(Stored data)
** Begin **

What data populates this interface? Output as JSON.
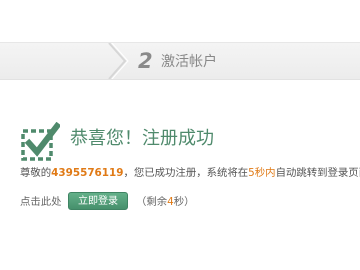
{
  "step": {
    "number": "2",
    "label": "激活帐户"
  },
  "success": {
    "title": "恭喜您！注册成功"
  },
  "message": {
    "prefix": "尊敬的",
    "account": "4395576119",
    "middle": "，您已成功注册，系统将在",
    "seconds_text": "5秒内",
    "suffix": "自动跳转到登录页面。"
  },
  "action": {
    "click_here": "点击此处",
    "login_button": "立即登录",
    "countdown_prefix": "（剩余",
    "countdown_value": "4",
    "countdown_suffix": "秒）"
  },
  "colors": {
    "accent_green": "#4f8a6c",
    "highlight_orange": "#e07a16"
  },
  "icons": {
    "check": "checkmark-box-icon"
  }
}
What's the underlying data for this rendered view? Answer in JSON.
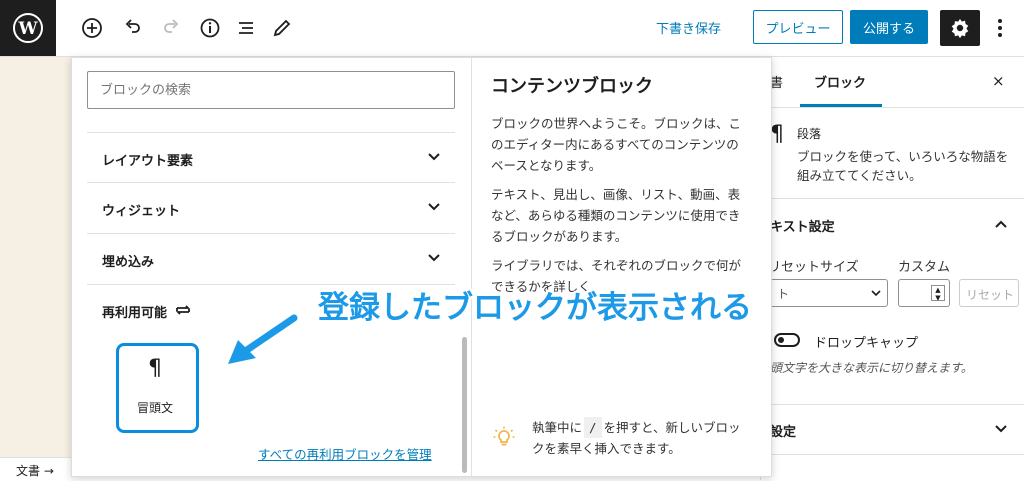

** End **

What to produce -> Take the listing above and print it exactly, apart from the pictures.

Response to this exercise ->
What data populates this interface? Output as JSON.
{
  "step": {
    "number": "2",
    "label": "激活帐户"
  },
  "success": {
    "title": "恭喜您！注册成功"
  },
  "message": {
    "prefix": "尊敬的",
    "account": "4395576119",
    "middle": "，您已成功注册，系统将在",
    "seconds_text": "5秒内",
    "suffix": "自动跳转到登录页面。"
  },
  "action": {
    "click_here": "点击此处",
    "login_button": "立即登录",
    "countdown_prefix": "（剩余",
    "countdown_value": "4",
    "countdown_suffix": "秒）"
  },
  "colors": {
    "accent_green": "#4f8a6c",
    "highlight_orange": "#e07a16"
  },
  "icons": {
    "check": "checkmark-box-icon"
  }
}
What's the underlying data for this rendered view? Answer in JSON.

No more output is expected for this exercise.